» **WHAT NEEDS TO BE DONE**
Every record should be written out exactly, with the pictures left out.

» **INFORMATION PROVIDED**
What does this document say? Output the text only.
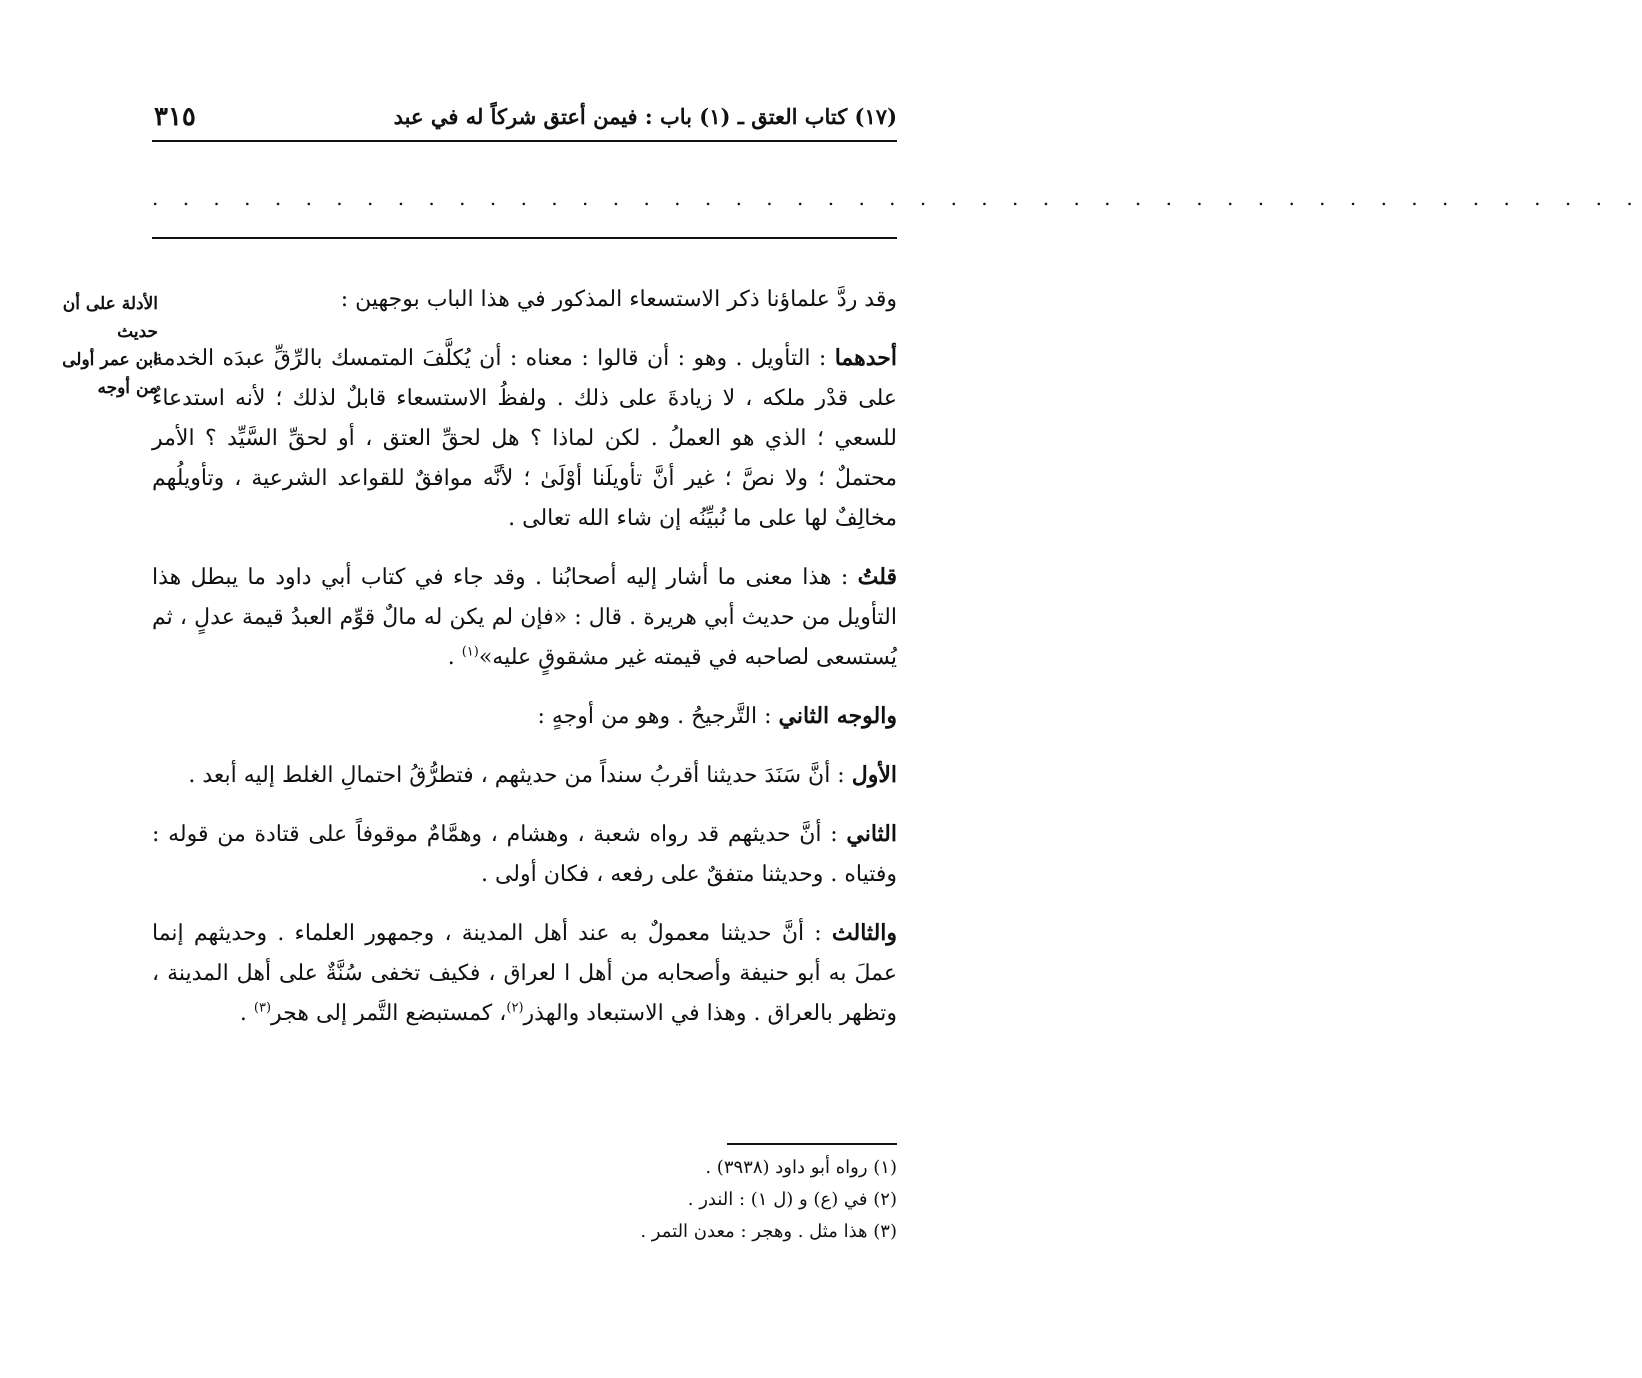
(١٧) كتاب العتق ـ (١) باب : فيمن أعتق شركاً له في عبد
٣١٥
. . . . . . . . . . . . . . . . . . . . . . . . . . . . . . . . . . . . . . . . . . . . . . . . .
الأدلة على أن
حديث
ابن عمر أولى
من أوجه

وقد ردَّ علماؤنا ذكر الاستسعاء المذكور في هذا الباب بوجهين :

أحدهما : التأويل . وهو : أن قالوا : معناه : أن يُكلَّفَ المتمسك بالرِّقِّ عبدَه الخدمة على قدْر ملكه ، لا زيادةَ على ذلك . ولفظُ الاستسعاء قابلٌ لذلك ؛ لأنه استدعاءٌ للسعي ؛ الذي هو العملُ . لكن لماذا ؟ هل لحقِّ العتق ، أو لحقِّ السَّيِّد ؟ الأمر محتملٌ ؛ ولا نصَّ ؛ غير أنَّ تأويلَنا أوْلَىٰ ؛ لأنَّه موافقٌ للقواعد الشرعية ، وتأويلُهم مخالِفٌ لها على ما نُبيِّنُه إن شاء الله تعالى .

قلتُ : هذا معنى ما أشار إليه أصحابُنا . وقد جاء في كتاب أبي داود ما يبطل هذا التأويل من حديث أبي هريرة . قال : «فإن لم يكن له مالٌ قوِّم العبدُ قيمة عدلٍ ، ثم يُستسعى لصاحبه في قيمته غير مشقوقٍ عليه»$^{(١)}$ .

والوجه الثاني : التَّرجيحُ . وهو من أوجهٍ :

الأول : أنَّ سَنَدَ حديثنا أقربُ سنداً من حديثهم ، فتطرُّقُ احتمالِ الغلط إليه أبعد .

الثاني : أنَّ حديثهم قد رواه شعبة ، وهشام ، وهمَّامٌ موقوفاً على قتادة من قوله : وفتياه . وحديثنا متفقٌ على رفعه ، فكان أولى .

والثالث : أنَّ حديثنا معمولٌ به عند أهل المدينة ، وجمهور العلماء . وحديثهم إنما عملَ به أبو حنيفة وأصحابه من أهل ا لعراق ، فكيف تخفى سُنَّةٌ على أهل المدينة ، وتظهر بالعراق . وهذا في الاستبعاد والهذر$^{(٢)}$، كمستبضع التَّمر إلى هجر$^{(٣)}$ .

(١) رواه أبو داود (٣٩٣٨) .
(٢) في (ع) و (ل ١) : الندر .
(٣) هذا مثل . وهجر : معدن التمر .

» **FULL RESPONSE**
What does this document say? Output the text only.
(١٧) كتاب العتق ـ (١) باب : فيمن أعتق شركاً له في عبد
٣١٥
. . . . . . . . . . . . . . . . . . . . . . . . . . . . . . . . . . . . . . . . . . . . . . . . .
الأدلة على أن
حديث
ابن عمر أولى
من أوجه

وقد ردَّ علماؤنا ذكر الاستسعاء المذكور في هذا الباب بوجهين :

أحدهما : التأويل . وهو : أن قالوا : معناه : أن يُكلَّفَ المتمسك بالرِّقِّ عبدَه الخدمة على قدْر ملكه ، لا زيادةَ على ذلك . ولفظُ الاستسعاء قابلٌ لذلك ؛ لأنه استدعاءٌ للسعي ؛ الذي هو العملُ . لكن لماذا ؟ هل لحقِّ العتق ، أو لحقِّ السَّيِّد ؟ الأمر محتملٌ ؛ ولا نصَّ ؛ غير أنَّ تأويلَنا أوْلَىٰ ؛ لأنَّه موافقٌ للقواعد الشرعية ، وتأويلُهم مخالِفٌ لها على ما نُبيِّنُه إن شاء الله تعالى .

قلتُ : هذا معنى ما أشار إليه أصحابُنا . وقد جاء في كتاب أبي داود ما يبطل هذا التأويل من حديث أبي هريرة . قال : «فإن لم يكن له مالٌ قوِّم العبدُ قيمة عدلٍ ، ثم يُستسعى لصاحبه في قيمته غير مشقوقٍ عليه»$^{(١)}$ .

والوجه الثاني : التَّرجيحُ . وهو من أوجهٍ :

الأول : أنَّ سَنَدَ حديثنا أقربُ سنداً من حديثهم ، فتطرُّقُ احتمالِ الغلط إليه أبعد .

الثاني : أنَّ حديثهم قد رواه شعبة ، وهشام ، وهمَّامٌ موقوفاً على قتادة من قوله : وفتياه . وحديثنا متفقٌ على رفعه ، فكان أولى .

والثالث : أنَّ حديثنا معمولٌ به عند أهل المدينة ، وجمهور العلماء . وحديثهم إنما عملَ به أبو حنيفة وأصحابه من أهل ا لعراق ، فكيف تخفى سُنَّةٌ على أهل المدينة ، وتظهر بالعراق . وهذا في الاستبعاد والهذر$^{(٢)}$، كمستبضع التَّمر إلى هجر$^{(٣)}$ .

(١) رواه أبو داود (٣٩٣٨) .
(٢) في (ع) و (ل ١) : الندر .
(٣) هذا مثل . وهجر : معدن التمر .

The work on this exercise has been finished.